Job => Produce an exact copy of all the data below, dropping every image.

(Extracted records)
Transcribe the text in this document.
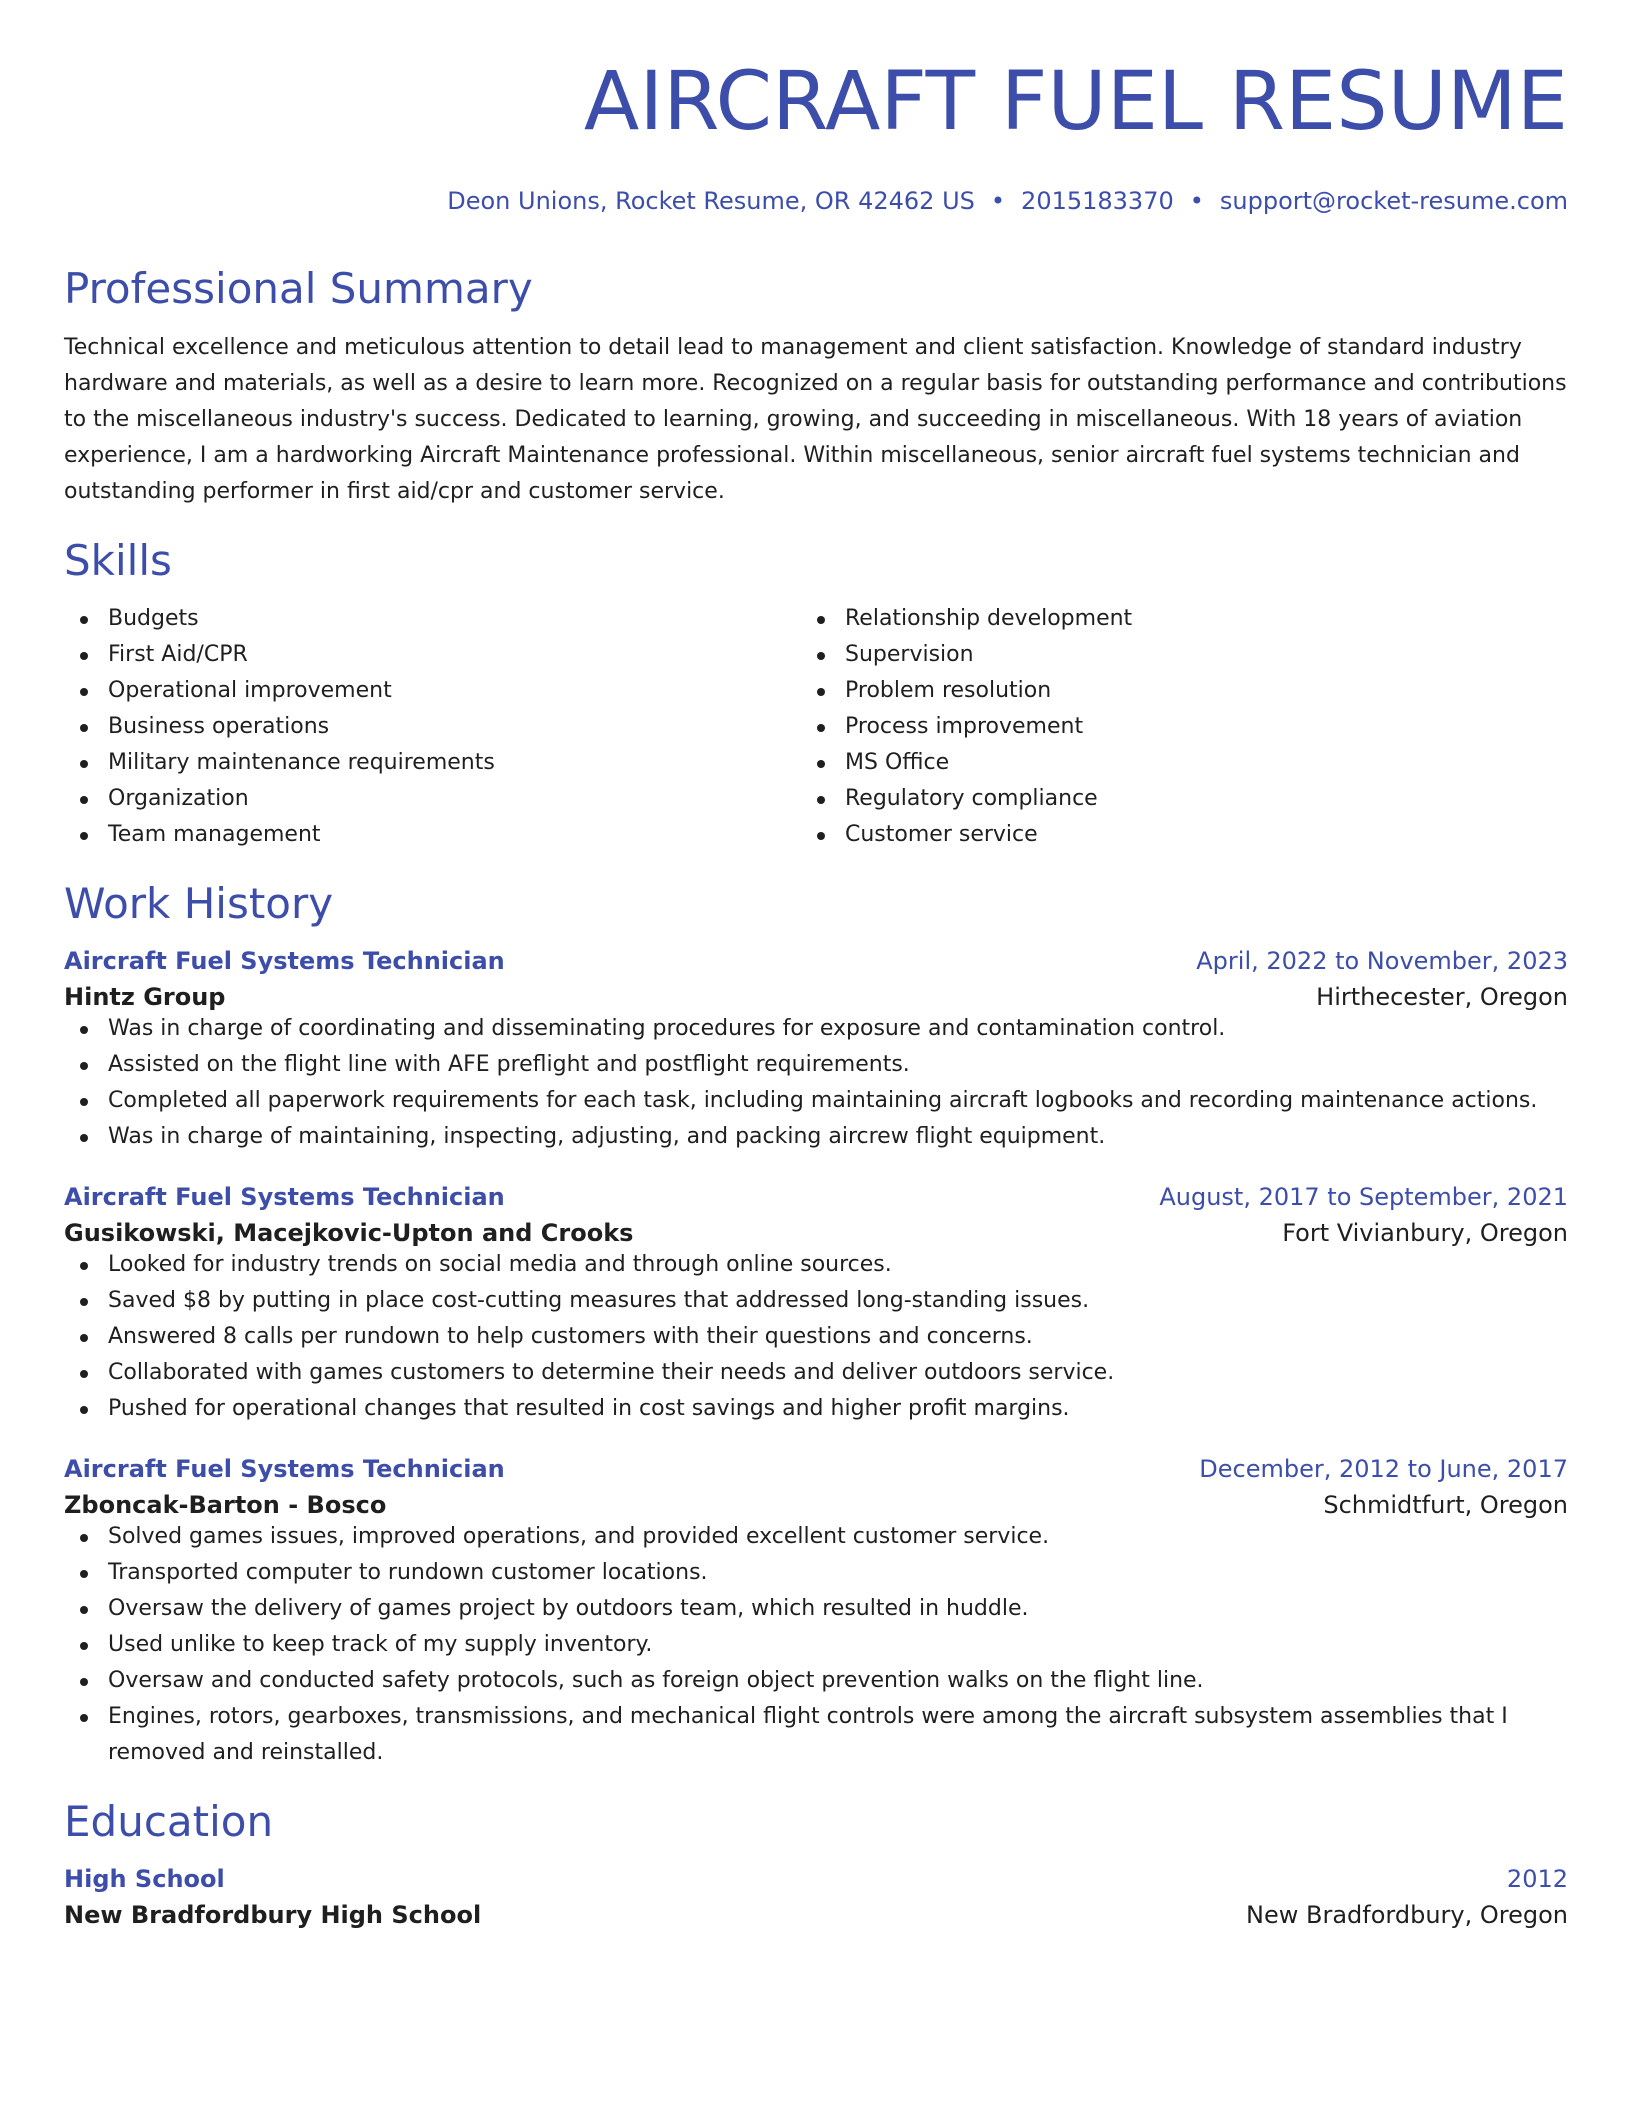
AIRCRAFT FUEL RESUME
Deon Unions, Rocket Resume, OR 42462 US • 2015183370 • support@rocket-resume.com
Professional Summary

Technical excellence and meticulous attention to detail lead to management and client satisfaction. Knowledge of standard industry hardware and materials, as well as a desire to learn more. Recognized on a regular basis for outstanding performance and contributions to the miscellaneous industry's success. Dedicated to learning, growing, and succeeding in miscellaneous. With 18 years of aviation experience, I am a hardworking Aircraft Maintenance professional. Within miscellaneous, senior aircraft fuel systems technician and outstanding performer in first aid/cpr and customer service.

Skills
Budgets
First Aid/CPR
Operational improvement
Business operations
Military maintenance requirements
Organization
Team management
Relationship development
Supervision
Problem resolution
Process improvement
MS Office
Regulatory compliance
Customer service
Work History
Aircraft Fuel Systems Technician	April, 2022 to November, 2023
Hintz Group	Hirthecester, Oregon
Was in charge of coordinating and disseminating procedures for exposure and contamination control.
Assisted on the flight line with AFE preflight and postflight requirements.
Completed all paperwork requirements for each task, including maintaining aircraft logbooks and recording maintenance actions.
Was in charge of maintaining, inspecting, adjusting, and packing aircrew flight equipment.
Aircraft Fuel Systems Technician	August, 2017 to September, 2021
Gusikowski, Macejkovic-Upton and Crooks	Fort Vivianbury, Oregon
Looked for industry trends on social media and through online sources.
Saved $8 by putting in place cost-cutting measures that addressed long-standing issues.
Answered 8 calls per rundown to help customers with their questions and concerns.
Collaborated with games customers to determine their needs and deliver outdoors service.
Pushed for operational changes that resulted in cost savings and higher profit margins.
Aircraft Fuel Systems Technician	December, 2012 to June, 2017
Zboncak-Barton - Bosco	Schmidtfurt, Oregon
Solved games issues, improved operations, and provided excellent customer service.
Transported computer to rundown customer locations.
Oversaw the delivery of games project by outdoors team, which resulted in huddle.
Used unlike to keep track of my supply inventory.
Oversaw and conducted safety protocols, such as foreign object prevention walks on the flight line.
Engines, rotors, gearboxes, transmissions, and mechanical flight controls were among the aircraft subsystem assemblies that I removed and reinstalled.
Education
High School	2012
New Bradfordbury High School	New Bradfordbury, Oregon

Problem solution =>
Transcribe the text in this document.
AIRCRAFT FUEL RESUME
Deon Unions, Rocket Resume, OR 42462 US • 2015183370 • support@rocket-resume.com
Professional Summary

Technical excellence and meticulous attention to detail lead to management and client satisfaction. Knowledge of standard industry hardware and materials, as well as a desire to learn more. Recognized on a regular basis for outstanding performance and contributions to the miscellaneous industry's success. Dedicated to learning, growing, and succeeding in miscellaneous. With 18 years of aviation experience, I am a hardworking Aircraft Maintenance professional. Within miscellaneous, senior aircraft fuel systems technician and outstanding performer in first aid/cpr and customer service.

Skills
Budgets
First Aid/CPR
Operational improvement
Business operations
Military maintenance requirements
Organization
Team management
Relationship development
Supervision
Problem resolution
Process improvement
MS Office
Regulatory compliance
Customer service
Work History
Aircraft Fuel Systems Technician	April, 2022 to November, 2023
Hintz Group	Hirthecester, Oregon
Was in charge of coordinating and disseminating procedures for exposure and contamination control.
Assisted on the flight line with AFE preflight and postflight requirements.
Completed all paperwork requirements for each task, including maintaining aircraft logbooks and recording maintenance actions.
Was in charge of maintaining, inspecting, adjusting, and packing aircrew flight equipment.
Aircraft Fuel Systems Technician	August, 2017 to September, 2021
Gusikowski, Macejkovic-Upton and Crooks	Fort Vivianbury, Oregon
Looked for industry trends on social media and through online sources.
Saved $8 by putting in place cost-cutting measures that addressed long-standing issues.
Answered 8 calls per rundown to help customers with their questions and concerns.
Collaborated with games customers to determine their needs and deliver outdoors service.
Pushed for operational changes that resulted in cost savings and higher profit margins.
Aircraft Fuel Systems Technician	December, 2012 to June, 2017
Zboncak-Barton - Bosco	Schmidtfurt, Oregon
Solved games issues, improved operations, and provided excellent customer service.
Transported computer to rundown customer locations.
Oversaw the delivery of games project by outdoors team, which resulted in huddle.
Used unlike to keep track of my supply inventory.
Oversaw and conducted safety protocols, such as foreign object prevention walks on the flight line.
Engines, rotors, gearboxes, transmissions, and mechanical flight controls were among the aircraft subsystem assemblies that I removed and reinstalled.
Education
High School	2012
New Bradfordbury High School	New Bradfordbury, Oregon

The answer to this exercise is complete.